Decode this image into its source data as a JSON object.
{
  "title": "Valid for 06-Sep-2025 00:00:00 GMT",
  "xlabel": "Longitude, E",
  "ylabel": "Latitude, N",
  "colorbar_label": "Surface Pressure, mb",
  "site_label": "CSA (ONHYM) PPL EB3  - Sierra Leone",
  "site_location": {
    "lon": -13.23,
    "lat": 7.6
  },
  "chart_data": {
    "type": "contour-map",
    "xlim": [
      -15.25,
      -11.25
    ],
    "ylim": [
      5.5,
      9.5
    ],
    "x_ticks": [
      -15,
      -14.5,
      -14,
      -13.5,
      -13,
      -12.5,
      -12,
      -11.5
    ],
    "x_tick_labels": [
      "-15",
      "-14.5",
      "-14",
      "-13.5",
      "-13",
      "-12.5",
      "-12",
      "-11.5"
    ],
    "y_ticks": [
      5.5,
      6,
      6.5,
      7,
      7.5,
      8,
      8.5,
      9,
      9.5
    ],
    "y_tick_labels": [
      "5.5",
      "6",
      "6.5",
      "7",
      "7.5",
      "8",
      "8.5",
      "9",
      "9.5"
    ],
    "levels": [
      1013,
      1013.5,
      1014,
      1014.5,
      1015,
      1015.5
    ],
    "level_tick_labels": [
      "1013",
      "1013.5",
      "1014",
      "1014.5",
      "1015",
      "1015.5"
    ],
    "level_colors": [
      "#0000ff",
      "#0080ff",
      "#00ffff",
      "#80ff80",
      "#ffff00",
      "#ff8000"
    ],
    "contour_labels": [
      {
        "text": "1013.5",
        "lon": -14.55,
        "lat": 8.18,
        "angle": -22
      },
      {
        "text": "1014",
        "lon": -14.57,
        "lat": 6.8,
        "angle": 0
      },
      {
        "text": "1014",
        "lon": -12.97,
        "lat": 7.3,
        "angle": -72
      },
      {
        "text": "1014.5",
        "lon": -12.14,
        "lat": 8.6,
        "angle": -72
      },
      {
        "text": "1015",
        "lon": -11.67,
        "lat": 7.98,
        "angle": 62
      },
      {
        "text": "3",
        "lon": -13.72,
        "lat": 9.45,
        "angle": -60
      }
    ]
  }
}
● ● ● ●
In the listing above, locate each line with "angle" and copy it.

Complete output =
        "angle": -22
        "angle": 0
        "angle": -72
        "angle": -72
        "angle": 62
        "angle": -60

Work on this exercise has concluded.